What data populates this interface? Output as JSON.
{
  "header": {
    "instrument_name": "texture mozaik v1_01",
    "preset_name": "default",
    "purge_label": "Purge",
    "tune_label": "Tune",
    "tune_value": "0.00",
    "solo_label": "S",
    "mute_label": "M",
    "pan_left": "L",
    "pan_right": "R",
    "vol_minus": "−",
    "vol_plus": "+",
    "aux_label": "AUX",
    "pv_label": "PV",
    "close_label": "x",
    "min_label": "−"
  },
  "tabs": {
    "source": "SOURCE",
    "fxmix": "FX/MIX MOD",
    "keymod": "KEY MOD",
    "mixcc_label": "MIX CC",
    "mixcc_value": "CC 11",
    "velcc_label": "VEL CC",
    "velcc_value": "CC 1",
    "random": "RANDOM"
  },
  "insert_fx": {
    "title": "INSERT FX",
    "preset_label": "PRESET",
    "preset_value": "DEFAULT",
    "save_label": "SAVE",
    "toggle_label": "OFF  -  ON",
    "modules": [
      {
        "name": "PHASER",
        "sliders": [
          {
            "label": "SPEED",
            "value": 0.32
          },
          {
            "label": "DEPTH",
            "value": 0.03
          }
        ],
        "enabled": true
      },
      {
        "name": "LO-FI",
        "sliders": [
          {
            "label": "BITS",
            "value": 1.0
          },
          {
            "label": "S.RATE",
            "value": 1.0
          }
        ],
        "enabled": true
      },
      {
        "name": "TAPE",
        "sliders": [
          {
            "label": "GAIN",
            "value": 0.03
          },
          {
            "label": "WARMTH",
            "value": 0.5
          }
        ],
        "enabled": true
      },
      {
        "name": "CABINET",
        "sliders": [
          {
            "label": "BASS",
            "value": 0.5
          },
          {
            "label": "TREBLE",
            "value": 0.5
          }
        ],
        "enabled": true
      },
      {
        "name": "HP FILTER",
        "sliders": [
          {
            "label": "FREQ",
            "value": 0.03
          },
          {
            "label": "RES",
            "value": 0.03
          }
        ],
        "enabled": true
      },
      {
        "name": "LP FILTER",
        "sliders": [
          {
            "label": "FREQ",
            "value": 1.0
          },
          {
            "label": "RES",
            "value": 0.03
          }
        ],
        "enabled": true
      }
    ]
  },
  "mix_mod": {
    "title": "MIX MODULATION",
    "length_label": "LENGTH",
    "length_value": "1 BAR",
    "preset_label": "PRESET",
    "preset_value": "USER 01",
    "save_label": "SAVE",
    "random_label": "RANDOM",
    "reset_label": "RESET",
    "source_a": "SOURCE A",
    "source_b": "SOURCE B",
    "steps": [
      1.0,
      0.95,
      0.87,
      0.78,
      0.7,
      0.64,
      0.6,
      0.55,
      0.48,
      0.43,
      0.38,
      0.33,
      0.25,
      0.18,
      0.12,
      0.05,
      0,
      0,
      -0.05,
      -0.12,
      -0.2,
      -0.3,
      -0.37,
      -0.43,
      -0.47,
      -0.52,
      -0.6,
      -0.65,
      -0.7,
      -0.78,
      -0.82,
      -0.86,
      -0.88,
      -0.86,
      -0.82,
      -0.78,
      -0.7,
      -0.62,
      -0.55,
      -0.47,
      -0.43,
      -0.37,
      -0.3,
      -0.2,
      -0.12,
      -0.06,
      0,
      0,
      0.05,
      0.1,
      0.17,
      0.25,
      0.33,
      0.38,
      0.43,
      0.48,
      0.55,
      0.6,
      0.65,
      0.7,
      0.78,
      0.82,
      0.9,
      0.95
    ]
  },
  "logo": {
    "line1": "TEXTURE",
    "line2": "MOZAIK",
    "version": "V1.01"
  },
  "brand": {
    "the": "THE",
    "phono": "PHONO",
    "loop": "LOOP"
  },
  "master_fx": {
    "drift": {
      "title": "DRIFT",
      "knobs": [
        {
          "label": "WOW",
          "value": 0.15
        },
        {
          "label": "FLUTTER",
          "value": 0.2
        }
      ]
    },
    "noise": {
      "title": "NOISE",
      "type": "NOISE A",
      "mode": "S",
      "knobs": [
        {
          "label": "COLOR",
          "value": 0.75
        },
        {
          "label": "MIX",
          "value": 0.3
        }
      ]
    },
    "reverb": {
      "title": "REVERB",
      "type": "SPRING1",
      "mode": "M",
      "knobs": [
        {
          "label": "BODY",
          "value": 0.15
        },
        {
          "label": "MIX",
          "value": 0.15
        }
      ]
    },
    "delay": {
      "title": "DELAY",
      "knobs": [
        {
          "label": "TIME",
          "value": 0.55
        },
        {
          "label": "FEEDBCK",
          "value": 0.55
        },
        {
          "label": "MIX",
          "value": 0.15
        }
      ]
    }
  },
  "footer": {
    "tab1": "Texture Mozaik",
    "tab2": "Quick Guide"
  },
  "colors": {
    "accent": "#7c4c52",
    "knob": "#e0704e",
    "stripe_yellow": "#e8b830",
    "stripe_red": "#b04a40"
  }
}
========
[TASK]
Please quote the records above exactly, without skipping a line.

[ANSWER FOR THE TASK]
What data populates this interface? Output as JSON.
{
  "header": {
    "instrument_name": "texture mozaik v1_01",
    "preset_name": "default",
    "purge_label": "Purge",
    "tune_label": "Tune",
    "tune_value": "0.00",
    "solo_label": "S",
    "mute_label": "M",
    "pan_left": "L",
    "pan_right": "R",
    "vol_minus": "−",
    "vol_plus": "+",
    "aux_label": "AUX",
    "pv_label": "PV",
    "close_label": "x",
    "min_label": "−"
  },
  "tabs": {
    "source": "SOURCE",
    "fxmix": "FX/MIX MOD",
    "keymod": "KEY MOD",
    "mixcc_label": "MIX CC",
    "mixcc_value": "CC 11",
    "velcc_label": "VEL CC",
    "velcc_value": "CC 1",
    "random": "RANDOM"
  },
  "insert_fx": {
    "title": "INSERT FX",
    "preset_label": "PRESET",
    "preset_value": "DEFAULT",
    "save_label": "SAVE",
    "toggle_label": "OFF  -  ON",
    "modules": [
      {
        "name": "PHASER",
        "sliders": [
          {
            "label": "SPEED",
            "value": 0.32
          },
          {
            "label": "DEPTH",
            "value": 0.03
          }
        ],
        "enabled": true
      },
      {
        "name": "LO-FI",
        "sliders": [
          {
            "label": "BITS",
            "value": 1.0
          },
          {
            "label": "S.RATE",
            "value": 1.0
          }
        ],
        "enabled": true
      },
      {
        "name": "TAPE",
        "sliders": [
          {
            "label": "GAIN",
            "value": 0.03
          },
          {
            "label": "WARMTH",
            "value": 0.5
          }
        ],
        "enabled": true
      },
      {
        "name": "CABINET",
        "sliders": [
          {
            "label": "BASS",
            "value": 0.5
          },
          {
            "label": "TREBLE",
            "value": 0.5
          }
        ],
        "enabled": true
      },
      {
        "name": "HP FILTER",
        "sliders": [
          {
            "label": "FREQ",
            "value": 0.03
          },
          {
            "label": "RES",
            "value": 0.03
          }
        ],
        "enabled": true
      },
      {
        "name": "LP FILTER",
        "sliders": [
          {
            "label": "FREQ",
            "value": 1.0
          },
          {
            "label": "RES",
            "value": 0.03
          }
        ],
        "enabled": true
      }
    ]
  },
  "mix_mod": {
    "title": "MIX MODULATION",
    "length_label": "LENGTH",
    "length_value": "1 BAR",
    "preset_label": "PRESET",
    "preset_value": "USER 01",
    "save_label": "SAVE",
    "random_label": "RANDOM",
    "reset_label": "RESET",
    "source_a": "SOURCE A",
    "source_b": "SOURCE B",
    "steps": [
      1.0,
      0.95,
      0.87,
      0.78,
      0.7,
      0.64,
      0.6,
      0.55,
      0.48,
      0.43,
      0.38,
      0.33,
      0.25,
      0.18,
      0.12,
      0.05,
      0,
      0,
      -0.05,
      -0.12,
      -0.2,
      -0.3,
      -0.37,
      -0.43,
      -0.47,
      -0.52,
      -0.6,
      -0.65,
      -0.7,
      -0.78,
      -0.82,
      -0.86,
      -0.88,
      -0.86,
      -0.82,
      -0.78,
      -0.7,
      -0.62,
      -0.55,
      -0.47,
      -0.43,
      -0.37,
      -0.3,
      -0.2,
      -0.12,
      -0.06,
      0,
      0,
      0.05,
      0.1,
      0.17,
      0.25,
      0.33,
      0.38,
      0.43,
      0.48,
      0.55,
      0.6,
      0.65,
      0.7,
      0.78,
      0.82,
      0.9,
      0.95
    ]
  },
  "logo": {
    "line1": "TEXTURE",
    "line2": "MOZAIK",
    "version": "V1.01"
  },
  "brand": {
    "the": "THE",
    "phono": "PHONO",
    "loop": "LOOP"
  },
  "master_fx": {
    "drift": {
      "title": "DRIFT",
      "knobs": [
        {
          "label": "WOW",
          "value": 0.15
        },
        {
          "label": "FLUTTER",
          "value": 0.2
        }
      ]
    },
    "noise": {
      "title": "NOISE",
      "type": "NOISE A",
      "mode": "S",
      "knobs": [
        {
          "label": "COLOR",
          "value": 0.75
        },
        {
          "label": "MIX",
          "value": 0.3
        }
      ]
    },
    "reverb": {
      "title": "REVERB",
      "type": "SPRING1",
      "mode": "M",
      "knobs": [
        {
          "label": "BODY",
          "value": 0.15
        },
        {
          "label": "MIX",
          "value": 0.15
        }
      ]
    },
    "delay": {
      "title": "DELAY",
      "knobs": [
        {
          "label": "TIME",
          "value": 0.55
        },
        {
          "label": "FEEDBCK",
          "value": 0.55
        },
        {
          "label": "MIX",
          "value": 0.15
        }
      ]
    }
  },
  "footer": {
    "tab1": "Texture Mozaik",
    "tab2": "Quick Guide"
  },
  "colors": {
    "accent": "#7c4c52",
    "knob": "#e0704e",
    "stripe_yellow": "#e8b830",
    "stripe_red": "#b04a40"
  }
}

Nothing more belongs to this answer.